** What is needed **
Each line that follows should be printed again exactly as it stands.

* start *

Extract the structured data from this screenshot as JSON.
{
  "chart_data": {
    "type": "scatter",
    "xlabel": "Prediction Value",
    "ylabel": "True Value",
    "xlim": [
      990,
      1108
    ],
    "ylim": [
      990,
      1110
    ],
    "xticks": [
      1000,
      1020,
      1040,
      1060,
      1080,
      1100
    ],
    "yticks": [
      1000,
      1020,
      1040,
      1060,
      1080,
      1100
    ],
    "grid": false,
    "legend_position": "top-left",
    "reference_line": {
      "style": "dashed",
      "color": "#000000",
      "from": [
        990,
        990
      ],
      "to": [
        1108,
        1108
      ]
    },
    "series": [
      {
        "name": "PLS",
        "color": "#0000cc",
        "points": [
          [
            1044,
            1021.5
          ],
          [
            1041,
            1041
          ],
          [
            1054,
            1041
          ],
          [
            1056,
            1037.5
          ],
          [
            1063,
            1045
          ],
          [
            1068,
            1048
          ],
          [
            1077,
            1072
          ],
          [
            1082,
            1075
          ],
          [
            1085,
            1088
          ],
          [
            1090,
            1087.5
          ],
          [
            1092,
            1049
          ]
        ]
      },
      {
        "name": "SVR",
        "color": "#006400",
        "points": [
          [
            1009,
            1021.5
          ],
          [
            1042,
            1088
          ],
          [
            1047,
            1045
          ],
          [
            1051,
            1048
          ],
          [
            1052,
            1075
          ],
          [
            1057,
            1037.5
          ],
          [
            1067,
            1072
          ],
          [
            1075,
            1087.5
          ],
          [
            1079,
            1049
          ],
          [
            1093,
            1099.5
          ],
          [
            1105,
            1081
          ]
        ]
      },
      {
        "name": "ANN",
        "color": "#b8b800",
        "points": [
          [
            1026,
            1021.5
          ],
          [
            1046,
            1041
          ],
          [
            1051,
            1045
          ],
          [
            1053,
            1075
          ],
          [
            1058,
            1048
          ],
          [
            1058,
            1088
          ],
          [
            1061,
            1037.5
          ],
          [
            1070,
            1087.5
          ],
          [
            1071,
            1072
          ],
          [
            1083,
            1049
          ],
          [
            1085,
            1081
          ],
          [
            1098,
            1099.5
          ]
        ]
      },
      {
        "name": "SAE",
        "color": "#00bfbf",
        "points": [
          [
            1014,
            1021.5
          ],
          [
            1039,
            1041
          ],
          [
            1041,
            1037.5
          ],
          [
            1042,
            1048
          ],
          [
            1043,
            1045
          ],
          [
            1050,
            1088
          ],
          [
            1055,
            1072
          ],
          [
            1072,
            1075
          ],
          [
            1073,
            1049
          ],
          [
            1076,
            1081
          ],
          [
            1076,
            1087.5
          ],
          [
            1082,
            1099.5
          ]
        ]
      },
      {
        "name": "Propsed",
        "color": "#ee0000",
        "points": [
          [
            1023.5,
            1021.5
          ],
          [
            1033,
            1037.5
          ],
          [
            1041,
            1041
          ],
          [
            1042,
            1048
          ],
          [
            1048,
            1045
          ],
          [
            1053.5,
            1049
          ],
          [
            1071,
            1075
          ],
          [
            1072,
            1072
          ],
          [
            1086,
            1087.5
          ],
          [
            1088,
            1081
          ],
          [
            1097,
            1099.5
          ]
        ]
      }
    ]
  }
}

* end *

** Output below **
Extract the structured data from this screenshot as JSON.
{
  "chart_data": {
    "type": "scatter",
    "xlabel": "Prediction Value",
    "ylabel": "True Value",
    "xlim": [
      990,
      1108
    ],
    "ylim": [
      990,
      1110
    ],
    "xticks": [
      1000,
      1020,
      1040,
      1060,
      1080,
      1100
    ],
    "yticks": [
      1000,
      1020,
      1040,
      1060,
      1080,
      1100
    ],
    "grid": false,
    "legend_position": "top-left",
    "reference_line": {
      "style": "dashed",
      "color": "#000000",
      "from": [
        990,
        990
      ],
      "to": [
        1108,
        1108
      ]
    },
    "series": [
      {
        "name": "PLS",
        "color": "#0000cc",
        "points": [
          [
            1044,
            1021.5
          ],
          [
            1041,
            1041
          ],
          [
            1054,
            1041
          ],
          [
            1056,
            1037.5
          ],
          [
            1063,
            1045
          ],
          [
            1068,
            1048
          ],
          [
            1077,
            1072
          ],
          [
            1082,
            1075
          ],
          [
            1085,
            1088
          ],
          [
            1090,
            1087.5
          ],
          [
            1092,
            1049
          ]
        ]
      },
      {
        "name": "SVR",
        "color": "#006400",
        "points": [
          [
            1009,
            1021.5
          ],
          [
            1042,
            1088
          ],
          [
            1047,
            1045
          ],
          [
            1051,
            1048
          ],
          [
            1052,
            1075
          ],
          [
            1057,
            1037.5
          ],
          [
            1067,
            1072
          ],
          [
            1075,
            1087.5
          ],
          [
            1079,
            1049
          ],
          [
            1093,
            1099.5
          ],
          [
            1105,
            1081
          ]
        ]
      },
      {
        "name": "ANN",
        "color": "#b8b800",
        "points": [
          [
            1026,
            1021.5
          ],
          [
            1046,
            1041
          ],
          [
            1051,
            1045
          ],
          [
            1053,
            1075
          ],
          [
            1058,
            1048
          ],
          [
            1058,
            1088
          ],
          [
            1061,
            1037.5
          ],
          [
            1070,
            1087.5
          ],
          [
            1071,
            1072
          ],
          [
            1083,
            1049
          ],
          [
            1085,
            1081
          ],
          [
            1098,
            1099.5
          ]
        ]
      },
      {
        "name": "SAE",
        "color": "#00bfbf",
        "points": [
          [
            1014,
            1021.5
          ],
          [
            1039,
            1041
          ],
          [
            1041,
            1037.5
          ],
          [
            1042,
            1048
          ],
          [
            1043,
            1045
          ],
          [
            1050,
            1088
          ],
          [
            1055,
            1072
          ],
          [
            1072,
            1075
          ],
          [
            1073,
            1049
          ],
          [
            1076,
            1081
          ],
          [
            1076,
            1087.5
          ],
          [
            1082,
            1099.5
          ]
        ]
      },
      {
        "name": "Propsed",
        "color": "#ee0000",
        "points": [
          [
            1023.5,
            1021.5
          ],
          [
            1033,
            1037.5
          ],
          [
            1041,
            1041
          ],
          [
            1042,
            1048
          ],
          [
            1048,
            1045
          ],
          [
            1053.5,
            1049
          ],
          [
            1071,
            1075
          ],
          [
            1072,
            1072
          ],
          [
            1086,
            1087.5
          ],
          [
            1088,
            1081
          ],
          [
            1097,
            1099.5
          ]
        ]
      }
    ]
  }
}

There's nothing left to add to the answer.